* Set problem
Look for the word "Louise" in the entries below, then copy every line that has it.

Dataset entries
** START **
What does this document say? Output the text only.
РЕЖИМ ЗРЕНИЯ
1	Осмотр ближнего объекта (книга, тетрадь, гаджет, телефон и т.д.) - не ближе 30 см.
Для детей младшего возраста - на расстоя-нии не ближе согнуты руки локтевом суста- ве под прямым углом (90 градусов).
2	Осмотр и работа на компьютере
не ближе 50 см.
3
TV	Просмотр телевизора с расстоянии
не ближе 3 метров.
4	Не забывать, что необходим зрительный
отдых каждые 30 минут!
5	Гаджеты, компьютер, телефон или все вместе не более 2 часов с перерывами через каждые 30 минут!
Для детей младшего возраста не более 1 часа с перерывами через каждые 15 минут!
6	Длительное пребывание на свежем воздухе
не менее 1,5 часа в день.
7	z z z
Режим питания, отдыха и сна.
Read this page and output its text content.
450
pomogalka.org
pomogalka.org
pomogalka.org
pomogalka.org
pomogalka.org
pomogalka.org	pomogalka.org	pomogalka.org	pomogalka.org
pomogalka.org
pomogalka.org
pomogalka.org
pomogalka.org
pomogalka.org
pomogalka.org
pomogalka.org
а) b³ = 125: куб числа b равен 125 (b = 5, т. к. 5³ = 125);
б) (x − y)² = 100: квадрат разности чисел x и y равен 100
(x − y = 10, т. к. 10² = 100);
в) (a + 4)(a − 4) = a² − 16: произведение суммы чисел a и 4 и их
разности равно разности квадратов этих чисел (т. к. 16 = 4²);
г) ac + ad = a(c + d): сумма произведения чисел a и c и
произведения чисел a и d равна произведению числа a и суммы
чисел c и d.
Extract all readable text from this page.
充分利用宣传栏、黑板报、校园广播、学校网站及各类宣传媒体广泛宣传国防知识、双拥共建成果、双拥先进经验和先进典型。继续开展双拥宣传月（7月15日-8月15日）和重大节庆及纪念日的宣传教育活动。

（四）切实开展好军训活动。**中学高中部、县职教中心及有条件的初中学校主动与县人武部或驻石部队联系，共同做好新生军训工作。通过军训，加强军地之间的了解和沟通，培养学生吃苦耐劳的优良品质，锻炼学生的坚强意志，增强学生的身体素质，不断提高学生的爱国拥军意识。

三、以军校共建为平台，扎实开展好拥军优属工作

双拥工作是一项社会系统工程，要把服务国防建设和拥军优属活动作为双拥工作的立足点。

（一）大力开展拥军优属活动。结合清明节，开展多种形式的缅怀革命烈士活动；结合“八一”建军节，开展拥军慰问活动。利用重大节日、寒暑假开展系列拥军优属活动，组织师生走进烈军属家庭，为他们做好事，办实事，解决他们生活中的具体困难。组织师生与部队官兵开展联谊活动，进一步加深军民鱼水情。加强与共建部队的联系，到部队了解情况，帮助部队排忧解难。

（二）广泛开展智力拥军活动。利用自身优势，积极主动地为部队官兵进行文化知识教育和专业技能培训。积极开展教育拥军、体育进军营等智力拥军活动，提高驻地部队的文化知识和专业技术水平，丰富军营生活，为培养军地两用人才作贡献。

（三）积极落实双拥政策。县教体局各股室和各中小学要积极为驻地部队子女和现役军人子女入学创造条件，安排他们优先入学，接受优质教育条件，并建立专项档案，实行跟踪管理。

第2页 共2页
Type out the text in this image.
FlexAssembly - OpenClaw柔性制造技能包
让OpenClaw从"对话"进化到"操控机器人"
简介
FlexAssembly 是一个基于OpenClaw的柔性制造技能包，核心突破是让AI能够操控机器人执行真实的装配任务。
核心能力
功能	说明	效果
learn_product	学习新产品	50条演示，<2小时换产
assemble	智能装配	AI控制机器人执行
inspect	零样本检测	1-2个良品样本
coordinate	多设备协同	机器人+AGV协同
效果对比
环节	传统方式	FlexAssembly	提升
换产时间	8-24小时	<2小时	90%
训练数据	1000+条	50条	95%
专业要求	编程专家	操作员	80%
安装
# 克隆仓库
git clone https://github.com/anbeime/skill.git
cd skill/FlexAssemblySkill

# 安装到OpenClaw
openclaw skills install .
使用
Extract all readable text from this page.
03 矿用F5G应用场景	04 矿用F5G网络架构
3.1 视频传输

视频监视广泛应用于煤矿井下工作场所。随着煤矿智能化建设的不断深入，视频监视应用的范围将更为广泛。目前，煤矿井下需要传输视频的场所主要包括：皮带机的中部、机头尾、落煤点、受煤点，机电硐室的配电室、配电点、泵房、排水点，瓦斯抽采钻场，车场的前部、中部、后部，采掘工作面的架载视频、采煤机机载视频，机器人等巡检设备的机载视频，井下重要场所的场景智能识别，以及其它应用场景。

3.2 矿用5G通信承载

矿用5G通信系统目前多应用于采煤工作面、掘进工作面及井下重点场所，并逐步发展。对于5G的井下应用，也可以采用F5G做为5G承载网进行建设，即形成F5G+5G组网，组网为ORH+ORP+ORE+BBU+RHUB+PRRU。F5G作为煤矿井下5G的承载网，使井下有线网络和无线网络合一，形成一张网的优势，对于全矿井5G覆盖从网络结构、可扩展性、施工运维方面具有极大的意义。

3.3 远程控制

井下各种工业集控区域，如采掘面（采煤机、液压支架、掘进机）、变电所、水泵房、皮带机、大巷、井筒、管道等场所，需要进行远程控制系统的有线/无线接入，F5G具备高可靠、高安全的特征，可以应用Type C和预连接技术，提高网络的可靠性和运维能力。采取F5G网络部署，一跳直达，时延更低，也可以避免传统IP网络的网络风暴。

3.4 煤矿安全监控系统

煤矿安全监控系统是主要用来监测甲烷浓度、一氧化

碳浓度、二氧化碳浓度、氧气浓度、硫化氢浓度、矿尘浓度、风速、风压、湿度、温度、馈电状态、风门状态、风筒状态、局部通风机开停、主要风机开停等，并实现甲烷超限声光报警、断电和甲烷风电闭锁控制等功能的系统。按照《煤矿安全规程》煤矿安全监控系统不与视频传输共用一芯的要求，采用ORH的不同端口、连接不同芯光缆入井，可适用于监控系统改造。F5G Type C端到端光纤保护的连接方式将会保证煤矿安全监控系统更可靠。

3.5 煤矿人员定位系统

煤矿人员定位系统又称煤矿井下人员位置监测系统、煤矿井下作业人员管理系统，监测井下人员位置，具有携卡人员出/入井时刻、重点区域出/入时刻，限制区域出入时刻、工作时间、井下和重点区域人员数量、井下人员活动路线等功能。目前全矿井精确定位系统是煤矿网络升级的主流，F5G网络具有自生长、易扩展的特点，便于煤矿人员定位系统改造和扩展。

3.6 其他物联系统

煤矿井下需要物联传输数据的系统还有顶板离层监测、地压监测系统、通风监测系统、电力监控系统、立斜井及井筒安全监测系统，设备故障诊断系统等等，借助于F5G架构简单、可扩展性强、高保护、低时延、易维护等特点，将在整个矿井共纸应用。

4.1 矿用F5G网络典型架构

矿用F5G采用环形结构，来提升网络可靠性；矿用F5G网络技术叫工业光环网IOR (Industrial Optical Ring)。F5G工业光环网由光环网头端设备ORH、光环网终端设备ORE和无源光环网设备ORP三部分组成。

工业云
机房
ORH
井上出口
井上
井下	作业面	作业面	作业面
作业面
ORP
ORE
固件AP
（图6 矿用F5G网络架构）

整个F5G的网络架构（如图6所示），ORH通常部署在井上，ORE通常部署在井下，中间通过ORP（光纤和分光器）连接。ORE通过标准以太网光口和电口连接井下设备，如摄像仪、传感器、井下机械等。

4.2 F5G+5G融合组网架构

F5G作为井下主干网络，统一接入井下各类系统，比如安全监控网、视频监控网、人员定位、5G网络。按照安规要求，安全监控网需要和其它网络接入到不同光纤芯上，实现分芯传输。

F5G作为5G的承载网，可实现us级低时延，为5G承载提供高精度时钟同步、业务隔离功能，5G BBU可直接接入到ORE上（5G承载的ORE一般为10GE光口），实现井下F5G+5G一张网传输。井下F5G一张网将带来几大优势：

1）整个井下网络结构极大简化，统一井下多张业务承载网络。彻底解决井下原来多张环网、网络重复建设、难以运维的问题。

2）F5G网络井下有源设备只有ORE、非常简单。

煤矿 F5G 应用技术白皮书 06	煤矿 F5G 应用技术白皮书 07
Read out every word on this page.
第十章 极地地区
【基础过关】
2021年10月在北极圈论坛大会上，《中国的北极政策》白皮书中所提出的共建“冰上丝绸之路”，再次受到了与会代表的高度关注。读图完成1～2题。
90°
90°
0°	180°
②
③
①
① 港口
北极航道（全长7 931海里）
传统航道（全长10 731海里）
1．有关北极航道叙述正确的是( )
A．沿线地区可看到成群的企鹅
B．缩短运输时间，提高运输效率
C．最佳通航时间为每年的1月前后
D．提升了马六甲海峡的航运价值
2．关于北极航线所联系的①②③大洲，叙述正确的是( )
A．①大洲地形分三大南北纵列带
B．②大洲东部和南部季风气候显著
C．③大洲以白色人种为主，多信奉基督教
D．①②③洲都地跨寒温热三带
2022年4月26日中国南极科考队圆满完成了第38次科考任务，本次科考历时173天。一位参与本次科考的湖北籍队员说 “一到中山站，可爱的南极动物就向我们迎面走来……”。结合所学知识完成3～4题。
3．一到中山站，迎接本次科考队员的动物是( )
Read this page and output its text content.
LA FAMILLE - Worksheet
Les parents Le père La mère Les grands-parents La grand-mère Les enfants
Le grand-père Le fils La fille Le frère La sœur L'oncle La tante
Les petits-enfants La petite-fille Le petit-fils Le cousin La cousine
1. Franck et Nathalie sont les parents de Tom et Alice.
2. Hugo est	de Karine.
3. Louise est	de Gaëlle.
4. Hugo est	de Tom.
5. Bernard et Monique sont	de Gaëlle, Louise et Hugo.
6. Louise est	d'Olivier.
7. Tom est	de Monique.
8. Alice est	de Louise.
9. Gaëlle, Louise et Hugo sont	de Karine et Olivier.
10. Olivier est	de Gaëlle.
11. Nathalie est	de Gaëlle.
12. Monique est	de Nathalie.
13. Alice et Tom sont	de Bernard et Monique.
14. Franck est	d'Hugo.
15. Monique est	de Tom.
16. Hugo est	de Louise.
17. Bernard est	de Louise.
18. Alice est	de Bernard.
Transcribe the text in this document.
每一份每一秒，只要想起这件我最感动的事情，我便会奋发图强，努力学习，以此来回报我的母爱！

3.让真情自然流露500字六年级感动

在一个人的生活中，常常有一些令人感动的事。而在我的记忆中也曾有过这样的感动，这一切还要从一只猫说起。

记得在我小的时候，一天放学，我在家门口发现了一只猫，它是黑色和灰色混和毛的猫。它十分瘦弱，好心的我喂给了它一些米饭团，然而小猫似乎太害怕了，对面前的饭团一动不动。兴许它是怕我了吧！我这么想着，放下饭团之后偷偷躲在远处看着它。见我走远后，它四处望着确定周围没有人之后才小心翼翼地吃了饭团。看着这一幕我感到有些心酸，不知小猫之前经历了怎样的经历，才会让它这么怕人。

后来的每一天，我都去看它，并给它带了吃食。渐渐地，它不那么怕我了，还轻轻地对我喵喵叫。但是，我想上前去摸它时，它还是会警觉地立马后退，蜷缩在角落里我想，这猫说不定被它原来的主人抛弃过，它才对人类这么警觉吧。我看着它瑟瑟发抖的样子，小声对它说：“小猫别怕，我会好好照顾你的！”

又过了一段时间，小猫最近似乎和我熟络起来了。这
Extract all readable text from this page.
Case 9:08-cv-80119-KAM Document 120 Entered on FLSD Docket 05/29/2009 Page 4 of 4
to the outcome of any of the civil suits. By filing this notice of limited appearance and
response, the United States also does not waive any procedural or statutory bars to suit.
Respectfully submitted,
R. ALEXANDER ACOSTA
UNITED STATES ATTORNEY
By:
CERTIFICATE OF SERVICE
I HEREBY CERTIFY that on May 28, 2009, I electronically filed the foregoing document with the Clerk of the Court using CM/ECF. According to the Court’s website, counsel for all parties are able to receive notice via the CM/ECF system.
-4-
** END **
* Exercise answer
3. Louise est	de Gaëlle.
5. Bernard et Monique sont	de Gaëlle, Louise et Hugo.
6. Louise est	d'Olivier.
8. Alice est	de Louise.
9. Gaëlle, Louise et Hugo sont	de Karine et Olivier.
16. Hugo est	de Louise.
17. Bernard est	de Louise.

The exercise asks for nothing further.